§ Extracted data

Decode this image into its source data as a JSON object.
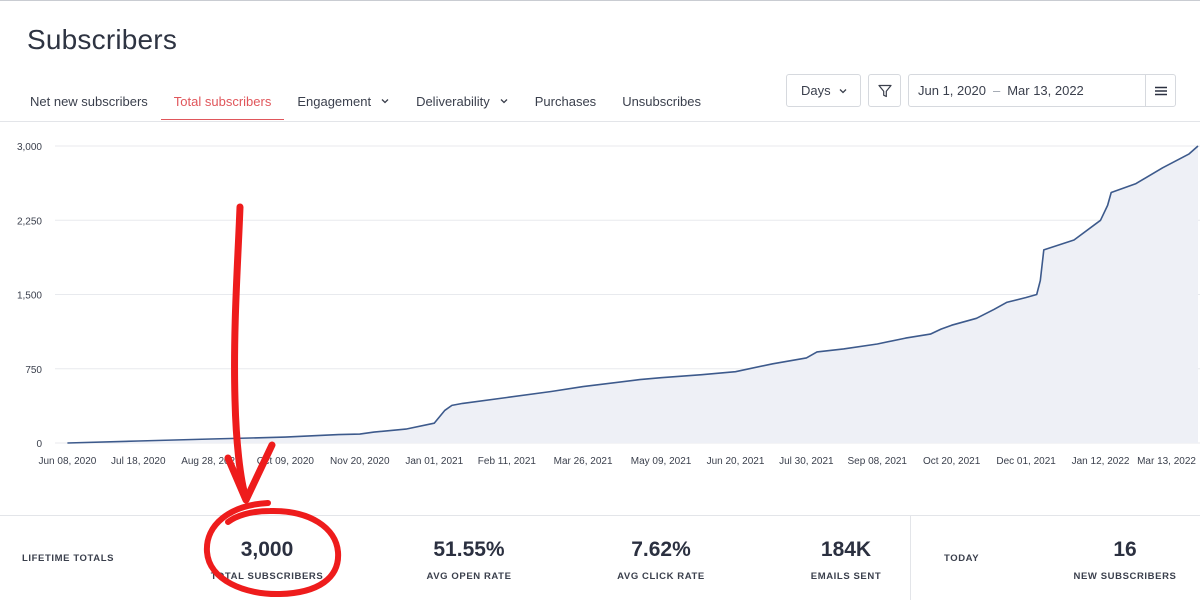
{
  "page": {
    "title": "Subscribers"
  },
  "tabs": [
    {
      "label": "Net new subscribers",
      "active": false,
      "dropdown": false
    },
    {
      "label": "Total subscribers",
      "active": true,
      "dropdown": false
    },
    {
      "label": "Engagement",
      "active": false,
      "dropdown": true
    },
    {
      "label": "Deliverability",
      "active": false,
      "dropdown": true
    },
    {
      "label": "Purchases",
      "active": false,
      "dropdown": false
    },
    {
      "label": "Unsubscribes",
      "active": false,
      "dropdown": false
    }
  ],
  "controls": {
    "granularity": "Days",
    "date_start": "Jun 1, 2020",
    "date_separator": "–",
    "date_end": "Mar 13, 2022",
    "icons": {
      "filter": "filter-icon",
      "menu": "menu-icon",
      "dropdown": "chevron-down-icon"
    }
  },
  "colors": {
    "accent": "#e0565b",
    "line": "#3d5a8c",
    "area": "#eef0f6",
    "grid": "#e8eaee",
    "annotation": "#ee1c1c"
  },
  "chart_data": {
    "type": "area",
    "title": "Total subscribers",
    "xlabel": "",
    "ylabel": "",
    "ylim": [
      0,
      3000
    ],
    "yticks": [
      0,
      750,
      1500,
      2250,
      3000
    ],
    "ytick_labels": [
      "0",
      "750",
      "1,500",
      "2,250",
      "3,000"
    ],
    "grid": true,
    "xlim_days": [
      0,
      645
    ],
    "xticks": [
      {
        "label": "Jun 08, 2020",
        "day": 7
      },
      {
        "label": "Jul 18, 2020",
        "day": 47
      },
      {
        "label": "Aug 28, 2020",
        "day": 88
      },
      {
        "label": "Oct 09, 2020",
        "day": 130
      },
      {
        "label": "Nov 20, 2020",
        "day": 172
      },
      {
        "label": "Jan 01, 2021",
        "day": 214
      },
      {
        "label": "Feb 11, 2021",
        "day": 255
      },
      {
        "label": "Mar 26, 2021",
        "day": 298
      },
      {
        "label": "May 09, 2021",
        "day": 342
      },
      {
        "label": "Jun 20, 2021",
        "day": 384
      },
      {
        "label": "Jul 30, 2021",
        "day": 424
      },
      {
        "label": "Sep 08, 2021",
        "day": 464
      },
      {
        "label": "Oct 20, 2021",
        "day": 506
      },
      {
        "label": "Dec 01, 2021",
        "day": 548
      },
      {
        "label": "Jan 12, 2022",
        "day": 590
      },
      {
        "label": "Mar 13, 2022",
        "day": 650
      }
    ],
    "series": [
      {
        "name": "Total subscribers",
        "day_offsets": [
          7,
          47,
          88,
          130,
          160,
          172,
          180,
          198,
          214,
          220,
          224,
          230,
          255,
          280,
          298,
          330,
          342,
          365,
          384,
          405,
          424,
          430,
          445,
          464,
          480,
          494,
          500,
          506,
          520,
          530,
          537,
          548,
          554,
          556,
          558,
          575,
          590,
          594,
          596,
          610,
          625,
          640,
          645
        ],
        "values": [
          0,
          20,
          40,
          60,
          85,
          90,
          110,
          140,
          200,
          330,
          380,
          400,
          460,
          520,
          570,
          640,
          660,
          690,
          720,
          800,
          860,
          920,
          950,
          1000,
          1060,
          1100,
          1150,
          1190,
          1260,
          1350,
          1420,
          1470,
          1500,
          1640,
          1950,
          2050,
          2250,
          2400,
          2530,
          2620,
          2780,
          2920,
          3000
        ]
      }
    ]
  },
  "totals": {
    "lifetime_label": "LIFETIME TOTALS",
    "stats": [
      {
        "value": "3,000",
        "label": "TOTAL SUBSCRIBERS"
      },
      {
        "value": "51.55%",
        "label": "AVG OPEN RATE"
      },
      {
        "value": "7.62%",
        "label": "AVG CLICK RATE"
      },
      {
        "value": "184K",
        "label": "EMAILS SENT"
      }
    ],
    "today_label": "TODAY",
    "today_stats": [
      {
        "value": "16",
        "label": "NEW SUBSCRIBERS"
      }
    ]
  }
}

§ Exercise requirements
In the records above, how many lines contain the word "RATE"? Give the number alone.

§ Full output
2